The problem: Work out how many lines of the records hold the string "model", and reply with that number alone.

Information shown:
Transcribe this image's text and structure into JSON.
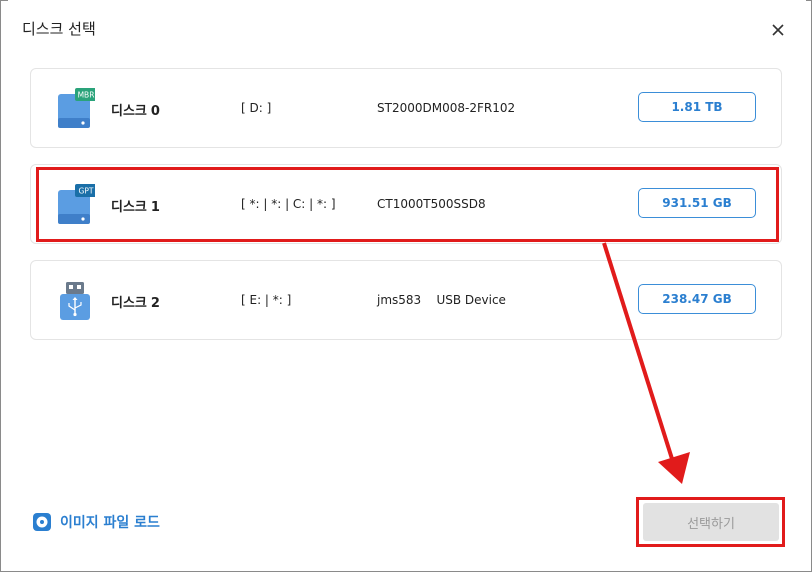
{
  "dialog": {
    "title": "디스크 선택"
  },
  "disks": [
    {
      "name": "디스크",
      "index": "0",
      "badge": "MBR",
      "badge_color": "#2aa37a",
      "partitions": "[ D: ]",
      "model": "ST2000DM008-2FR102",
      "size": "1.81 TB",
      "icon": "hard-disk-icon"
    },
    {
      "name": "디스크",
      "index": "1",
      "badge": "GPT",
      "badge_color": "#1a6fa8",
      "partitions": "[ *: | *: | C: | *: ]",
      "model": "CT1000T500SSD8",
      "size": "931.51 GB",
      "icon": "hard-disk-icon"
    },
    {
      "name": "디스크",
      "index": "2",
      "partitions": "[ E: | *: ]",
      "model": "jms583    USB Device",
      "size": "238.47 GB",
      "icon": "usb-drive-icon"
    }
  ],
  "footer": {
    "load_image_label": "이미지 파일 로드",
    "select_label": "선택하기"
  },
  "colors": {
    "accent": "#2b7fd0",
    "annotation_red": "#e11b1b",
    "disk_icon_blue": "#5b9de2"
  }
}
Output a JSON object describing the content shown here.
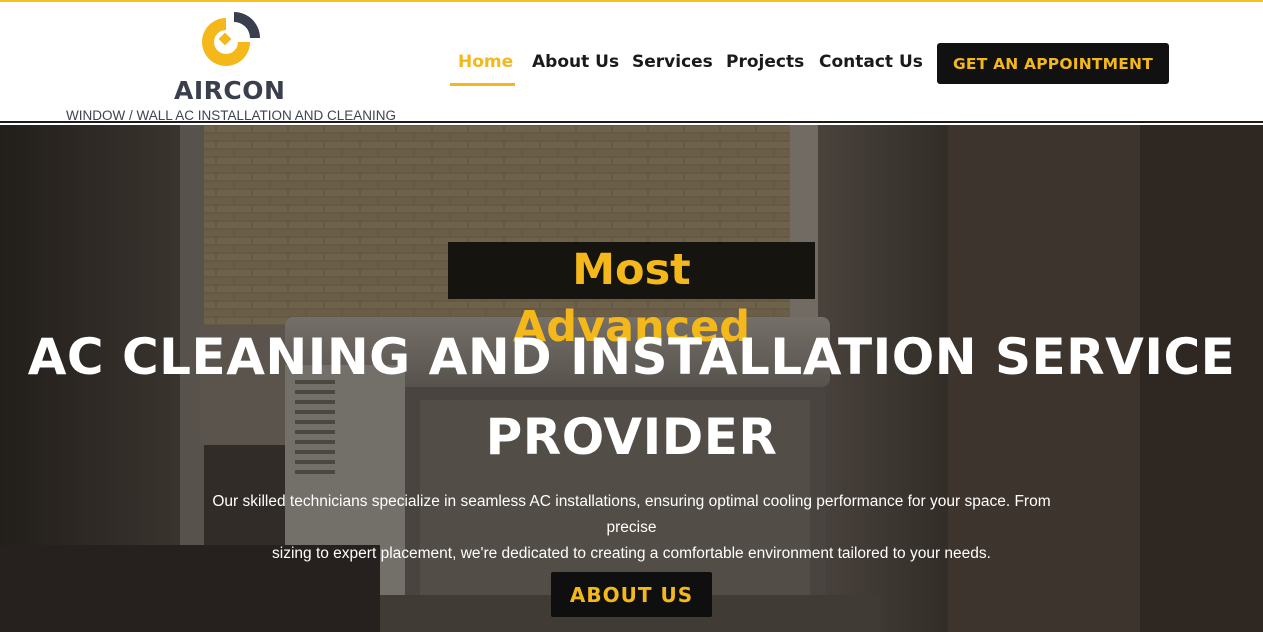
{
  "brand": {
    "name": "AIRCON",
    "tagline": "WINDOW / WALL AC INSTALLATION AND CLEANING",
    "logo_icon": "aircon-logo-icon",
    "accent_color": "#f5b81b",
    "dark_color": "#3a3f4d"
  },
  "nav": {
    "items": [
      {
        "label": "Home",
        "active": true
      },
      {
        "label": "About Us",
        "active": false
      },
      {
        "label": "Services",
        "active": false
      },
      {
        "label": "Projects",
        "active": false
      },
      {
        "label": "Contact Us",
        "active": false
      }
    ],
    "cta_label": "GET AN APPOINTMENT"
  },
  "hero": {
    "eyebrow": "Most Advanced",
    "headline_line1": "AC CLEANING AND INSTALLATION SERVICE",
    "headline_line2": "PROVIDER",
    "subtext_line1": "Our skilled technicians specialize in seamless AC installations, ensuring optimal cooling performance for your space. From precise",
    "subtext_line2": "sizing to expert placement, we're dedicated to creating a comfortable environment tailored to your needs.",
    "button_label": "ABOUT US"
  }
}
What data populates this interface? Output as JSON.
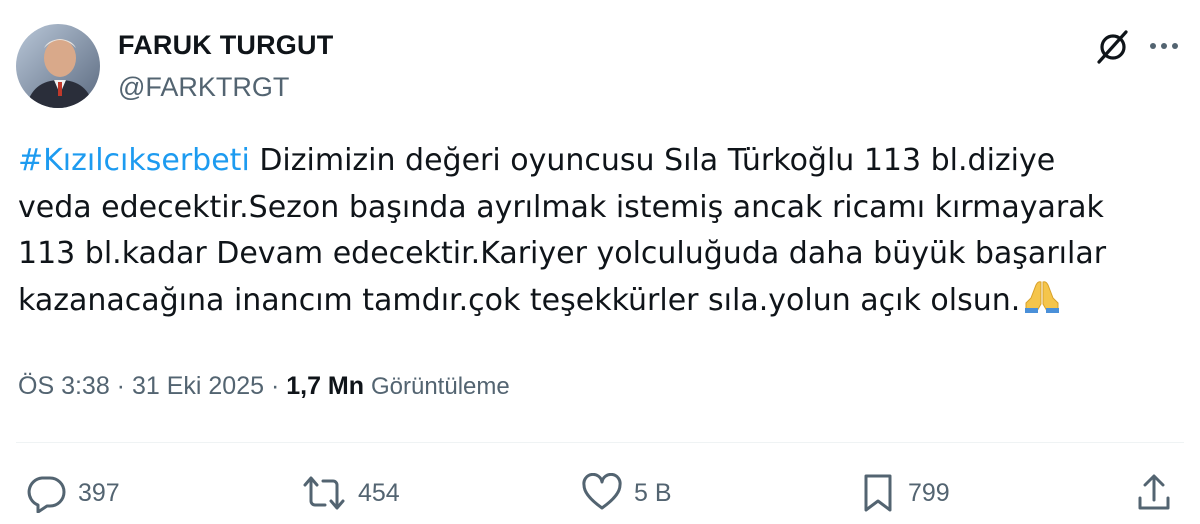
{
  "tweet": {
    "author": {
      "display_name": "FARUK TURGUT",
      "handle": "@FARKTRGT"
    },
    "header_icons": {
      "grok": "grok-icon",
      "more": "more-icon"
    },
    "text_lines": {
      "hashtag": "#Kızılcıkserbeti",
      "line1_rest": " Dizimizin değeri oyuncusu Sıla Türkoğlu 113 bl.diziye",
      "line2": "veda edecektir.Sezon başında ayrılmak istemiş ancak ricamı kırmayarak",
      "line3": "113 bl.kadar Devam edecektir.Kariyer yolculuğuda daha büyük başarılar",
      "line4": "kazanacağına inancım tamdır.çok teşekkürler sıla.yolun açık olsun."
    },
    "emoji": "folded-hands-emoji",
    "meta": {
      "time": "ÖS 3:38",
      "separator": " · ",
      "date": "31 Eki 2025",
      "views_count": "1,7 Mn",
      "views_label": "Görüntüleme"
    },
    "actions": {
      "replies": "397",
      "retweets": "454",
      "likes": "5 B",
      "bookmarks": "799",
      "share_icon": "share-icon"
    },
    "colors": {
      "hashtag": "#1d9bf0",
      "text": "#0f1419",
      "secondary": "#536471",
      "divider": "#eff3f4"
    }
  }
}
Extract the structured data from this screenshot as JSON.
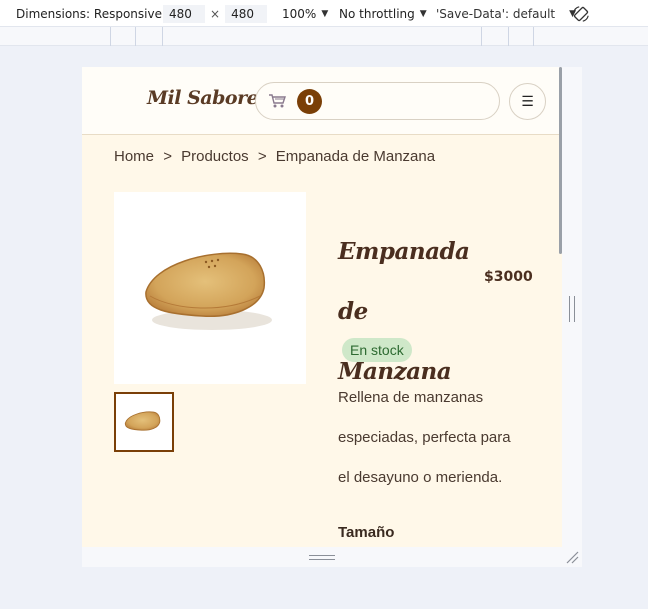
{
  "devtools": {
    "dimensions_label": "Dimensions: Responsive",
    "width_value": "480",
    "times": "×",
    "height_value": "480",
    "zoom": "100%",
    "throttling": "No throttling",
    "save_data": "'Save-Data': default"
  },
  "site": {
    "logo": "Mil Sabores",
    "cart_count": "0",
    "menu_icon": "☰"
  },
  "breadcrumb": [
    "Home",
    ">",
    "Productos",
    ">",
    "Empanada de Manzana"
  ],
  "product": {
    "title_line1": "Empanada",
    "title_line2": "de Manzana",
    "price": "$3000",
    "stock": "En stock",
    "description_lines": [
      "Rellena de manzanas",
      "especiadas, perfecta para",
      "el desayuno o merienda."
    ],
    "size_label": "Tamaño"
  },
  "colors": {
    "accent": "#7a3f07",
    "page_bg": "#fff8e9",
    "stock_bg": "#cfe8c9",
    "stock_text": "#2d6a31"
  }
}
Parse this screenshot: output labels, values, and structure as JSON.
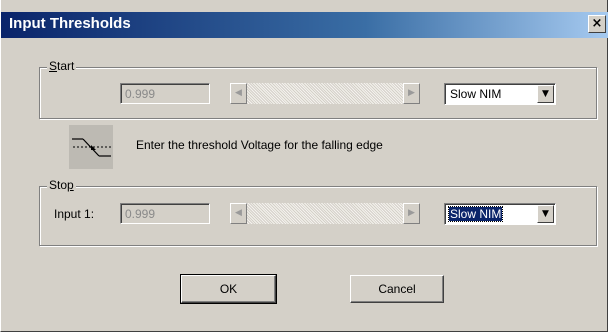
{
  "window": {
    "title": "Input Thresholds",
    "close_glyph": "×"
  },
  "start_group": {
    "legend_mnemonic": "S",
    "legend_rest": "tart",
    "value": "0.999",
    "standard": "Slow NIM"
  },
  "hint": {
    "icon": "falling-edge-threshold-icon",
    "text": "Enter the threshold Voltage for the falling edge"
  },
  "stop_group": {
    "legend_prefix": "Sto",
    "legend_mnemonic": "p",
    "input_label": "Input 1:",
    "value": "0.999",
    "standard": "Slow NIM"
  },
  "buttons": {
    "ok": "OK",
    "cancel": "Cancel"
  },
  "glyphs": {
    "arrow_left": "◀",
    "arrow_right": "▶",
    "dropdown": "▼"
  },
  "colors": {
    "face": "#d4d0c8",
    "title_start": "#0a246a",
    "title_end": "#a6caf0",
    "selection": "#0a246a"
  }
}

Completed task: 3